> **Task goal**: Without changing a character, return the entries, but not the images they hold.

> **Data records**:
=====
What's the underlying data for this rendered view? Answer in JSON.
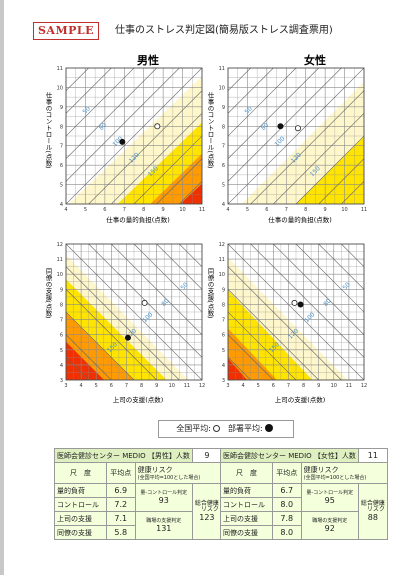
{
  "header": {
    "sample_label": "SAMPLE",
    "title": "仕事のストレス判定図(簡易版ストレス調査票用)"
  },
  "charts": {
    "male_label": "男性",
    "female_label": "女性",
    "top_ylabel": "仕事のコントロール(点数)",
    "top_xlabel": "仕事の量的負担(点数)",
    "bottom_ylabel": "同僚の支援(点数)",
    "bottom_xlabel": "上司の支援(点数)"
  },
  "chart_data": [
    {
      "type": "scatter",
      "title": "男性",
      "xlabel": "仕事の量的負担(点数)",
      "ylabel": "仕事のコントロール(点数)",
      "xlim": [
        4,
        11
      ],
      "ylim": [
        4,
        11
      ],
      "x_ticks": [
        "4",
        "5",
        "6",
        "7",
        "8",
        "9",
        "10",
        "11"
      ],
      "y_ticks": [
        "4",
        "5",
        "6",
        "7",
        "8",
        "9",
        "10",
        "11"
      ],
      "contour_labels": [
        "50",
        "80",
        "100",
        "120",
        "150"
      ],
      "series": [
        {
          "name": "全国平均",
          "marker": "open",
          "x": [
            8.7
          ],
          "y": [
            8.0
          ]
        },
        {
          "name": "部署平均",
          "marker": "filled",
          "x": [
            6.9
          ],
          "y": [
            7.2
          ]
        }
      ]
    },
    {
      "type": "scatter",
      "title": "女性",
      "xlabel": "仕事の量的負担(点数)",
      "ylabel": "仕事のコントロール(点数)",
      "xlim": [
        4,
        11
      ],
      "ylim": [
        4,
        11
      ],
      "x_ticks": [
        "4",
        "5",
        "6",
        "7",
        "8",
        "9",
        "10",
        "11"
      ],
      "y_ticks": [
        "4",
        "5",
        "6",
        "7",
        "8",
        "9",
        "10",
        "11"
      ],
      "contour_labels": [
        "50",
        "80",
        "100",
        "120",
        "150"
      ],
      "series": [
        {
          "name": "全国平均",
          "marker": "open",
          "x": [
            7.6
          ],
          "y": [
            7.9
          ]
        },
        {
          "name": "部署平均",
          "marker": "filled",
          "x": [
            6.7
          ],
          "y": [
            8.0
          ]
        }
      ]
    },
    {
      "type": "scatter",
      "title": "",
      "xlabel": "上司の支援(点数)",
      "ylabel": "同僚の支援(点数)",
      "xlim": [
        3,
        12
      ],
      "ylim": [
        3,
        12
      ],
      "x_ticks": [
        "3",
        "4",
        "5",
        "6",
        "7",
        "8",
        "9",
        "10",
        "11",
        "12"
      ],
      "y_ticks": [
        "3",
        "4",
        "5",
        "6",
        "7",
        "8",
        "9",
        "10",
        "11",
        "12"
      ],
      "contour_labels": [
        "50",
        "80",
        "100",
        "120",
        "150"
      ],
      "series": [
        {
          "name": "全国平均",
          "marker": "open",
          "x": [
            8.2
          ],
          "y": [
            8.1
          ]
        },
        {
          "name": "部署平均",
          "marker": "filled",
          "x": [
            7.1
          ],
          "y": [
            5.8
          ]
        }
      ]
    },
    {
      "type": "scatter",
      "title": "",
      "xlabel": "上司の支援(点数)",
      "ylabel": "同僚の支援(点数)",
      "xlim": [
        3,
        12
      ],
      "ylim": [
        3,
        12
      ],
      "x_ticks": [
        "3",
        "4",
        "5",
        "6",
        "7",
        "8",
        "9",
        "10",
        "11",
        "12"
      ],
      "y_ticks": [
        "3",
        "4",
        "5",
        "6",
        "7",
        "8",
        "9",
        "10",
        "11",
        "12"
      ],
      "contour_labels": [
        "50",
        "80",
        "100",
        "120",
        "150"
      ],
      "series": [
        {
          "name": "全国平均",
          "marker": "open",
          "x": [
            7.4
          ],
          "y": [
            8.1
          ]
        },
        {
          "name": "部署平均",
          "marker": "filled",
          "x": [
            7.8
          ],
          "y": [
            8.0
          ]
        }
      ]
    }
  ],
  "legend": {
    "national": "全国平均:",
    "department": "部署平均:"
  },
  "tables": [
    {
      "title": "医師会健診センター MEDIO 【男性】人数",
      "count": "9",
      "col_measure": "尺　度",
      "col_average": "平均点",
      "col_risk": "健康リスク",
      "col_risk_note": "(全国平均=100とした場合)",
      "group1_note": "量-コントロール判定",
      "group2_note": "職場の支援判定",
      "total_label1": "総合健康",
      "total_label2": "リスク",
      "rows": [
        {
          "name": "量的負荷",
          "avg": "6.9"
        },
        {
          "name": "コントロール",
          "avg": "7.2"
        },
        {
          "name": "上司の支援",
          "avg": "7.1"
        },
        {
          "name": "同僚の支援",
          "avg": "5.8"
        }
      ],
      "risk1": "93",
      "risk2": "131",
      "total": "123"
    },
    {
      "title": "医師会健診センター MEDIO 【女性】人数",
      "count": "11",
      "col_measure": "尺　度",
      "col_average": "平均点",
      "col_risk": "健康リスク",
      "col_risk_note": "(全国平均=100とした場合)",
      "group1_note": "量-コントロール判定",
      "group2_note": "職場の支援判定",
      "total_label1": "総合健康",
      "total_label2": "リスク",
      "rows": [
        {
          "name": "量的負荷",
          "avg": "6.7"
        },
        {
          "name": "コントロール",
          "avg": "8.0"
        },
        {
          "name": "上司の支援",
          "avg": "7.8"
        },
        {
          "name": "同僚の支援",
          "avg": "8.0"
        }
      ],
      "risk1": "95",
      "risk2": "92",
      "total": "88"
    }
  ],
  "colors": {
    "zone_light": "#fff7cc",
    "zone_yellow": "#ffe400",
    "zone_orange": "#ff9a00",
    "zone_red": "#f03000",
    "contour_label": "#4a90c8",
    "table_bg": "#f4ffdc",
    "sample_red": "#c0302c"
  }
}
=====
> **Response to this task**:
What's the underlying data for this rendered view? Answer in JSON.
{
  "header": {
    "sample_label": "SAMPLE",
    "title": "仕事のストレス判定図(簡易版ストレス調査票用)"
  },
  "charts": {
    "male_label": "男性",
    "female_label": "女性",
    "top_ylabel": "仕事のコントロール(点数)",
    "top_xlabel": "仕事の量的負担(点数)",
    "bottom_ylabel": "同僚の支援(点数)",
    "bottom_xlabel": "上司の支援(点数)"
  },
  "chart_data": [
    {
      "type": "scatter",
      "title": "男性",
      "xlabel": "仕事の量的負担(点数)",
      "ylabel": "仕事のコントロール(点数)",
      "xlim": [
        4,
        11
      ],
      "ylim": [
        4,
        11
      ],
      "x_ticks": [
        "4",
        "5",
        "6",
        "7",
        "8",
        "9",
        "10",
        "11"
      ],
      "y_ticks": [
        "4",
        "5",
        "6",
        "7",
        "8",
        "9",
        "10",
        "11"
      ],
      "contour_labels": [
        "50",
        "80",
        "100",
        "120",
        "150"
      ],
      "series": [
        {
          "name": "全国平均",
          "marker": "open",
          "x": [
            8.7
          ],
          "y": [
            8.0
          ]
        },
        {
          "name": "部署平均",
          "marker": "filled",
          "x": [
            6.9
          ],
          "y": [
            7.2
          ]
        }
      ]
    },
    {
      "type": "scatter",
      "title": "女性",
      "xlabel": "仕事の量的負担(点数)",
      "ylabel": "仕事のコントロール(点数)",
      "xlim": [
        4,
        11
      ],
      "ylim": [
        4,
        11
      ],
      "x_ticks": [
        "4",
        "5",
        "6",
        "7",
        "8",
        "9",
        "10",
        "11"
      ],
      "y_ticks": [
        "4",
        "5",
        "6",
        "7",
        "8",
        "9",
        "10",
        "11"
      ],
      "contour_labels": [
        "50",
        "80",
        "100",
        "120",
        "150"
      ],
      "series": [
        {
          "name": "全国平均",
          "marker": "open",
          "x": [
            7.6
          ],
          "y": [
            7.9
          ]
        },
        {
          "name": "部署平均",
          "marker": "filled",
          "x": [
            6.7
          ],
          "y": [
            8.0
          ]
        }
      ]
    },
    {
      "type": "scatter",
      "title": "",
      "xlabel": "上司の支援(点数)",
      "ylabel": "同僚の支援(点数)",
      "xlim": [
        3,
        12
      ],
      "ylim": [
        3,
        12
      ],
      "x_ticks": [
        "3",
        "4",
        "5",
        "6",
        "7",
        "8",
        "9",
        "10",
        "11",
        "12"
      ],
      "y_ticks": [
        "3",
        "4",
        "5",
        "6",
        "7",
        "8",
        "9",
        "10",
        "11",
        "12"
      ],
      "contour_labels": [
        "50",
        "80",
        "100",
        "120",
        "150"
      ],
      "series": [
        {
          "name": "全国平均",
          "marker": "open",
          "x": [
            8.2
          ],
          "y": [
            8.1
          ]
        },
        {
          "name": "部署平均",
          "marker": "filled",
          "x": [
            7.1
          ],
          "y": [
            5.8
          ]
        }
      ]
    },
    {
      "type": "scatter",
      "title": "",
      "xlabel": "上司の支援(点数)",
      "ylabel": "同僚の支援(点数)",
      "xlim": [
        3,
        12
      ],
      "ylim": [
        3,
        12
      ],
      "x_ticks": [
        "3",
        "4",
        "5",
        "6",
        "7",
        "8",
        "9",
        "10",
        "11",
        "12"
      ],
      "y_ticks": [
        "3",
        "4",
        "5",
        "6",
        "7",
        "8",
        "9",
        "10",
        "11",
        "12"
      ],
      "contour_labels": [
        "50",
        "80",
        "100",
        "120",
        "150"
      ],
      "series": [
        {
          "name": "全国平均",
          "marker": "open",
          "x": [
            7.4
          ],
          "y": [
            8.1
          ]
        },
        {
          "name": "部署平均",
          "marker": "filled",
          "x": [
            7.8
          ],
          "y": [
            8.0
          ]
        }
      ]
    }
  ],
  "legend": {
    "national": "全国平均:",
    "department": "部署平均:"
  },
  "tables": [
    {
      "title": "医師会健診センター MEDIO 【男性】人数",
      "count": "9",
      "col_measure": "尺　度",
      "col_average": "平均点",
      "col_risk": "健康リスク",
      "col_risk_note": "(全国平均=100とした場合)",
      "group1_note": "量-コントロール判定",
      "group2_note": "職場の支援判定",
      "total_label1": "総合健康",
      "total_label2": "リスク",
      "rows": [
        {
          "name": "量的負荷",
          "avg": "6.9"
        },
        {
          "name": "コントロール",
          "avg": "7.2"
        },
        {
          "name": "上司の支援",
          "avg": "7.1"
        },
        {
          "name": "同僚の支援",
          "avg": "5.8"
        }
      ],
      "risk1": "93",
      "risk2": "131",
      "total": "123"
    },
    {
      "title": "医師会健診センター MEDIO 【女性】人数",
      "count": "11",
      "col_measure": "尺　度",
      "col_average": "平均点",
      "col_risk": "健康リスク",
      "col_risk_note": "(全国平均=100とした場合)",
      "group1_note": "量-コントロール判定",
      "group2_note": "職場の支援判定",
      "total_label1": "総合健康",
      "total_label2": "リスク",
      "rows": [
        {
          "name": "量的負荷",
          "avg": "6.7"
        },
        {
          "name": "コントロール",
          "avg": "8.0"
        },
        {
          "name": "上司の支援",
          "avg": "7.8"
        },
        {
          "name": "同僚の支援",
          "avg": "8.0"
        }
      ],
      "risk1": "95",
      "risk2": "92",
      "total": "88"
    }
  ],
  "colors": {
    "zone_light": "#fff7cc",
    "zone_yellow": "#ffe400",
    "zone_orange": "#ff9a00",
    "zone_red": "#f03000",
    "contour_label": "#4a90c8",
    "table_bg": "#f4ffdc",
    "sample_red": "#c0302c"
  }
}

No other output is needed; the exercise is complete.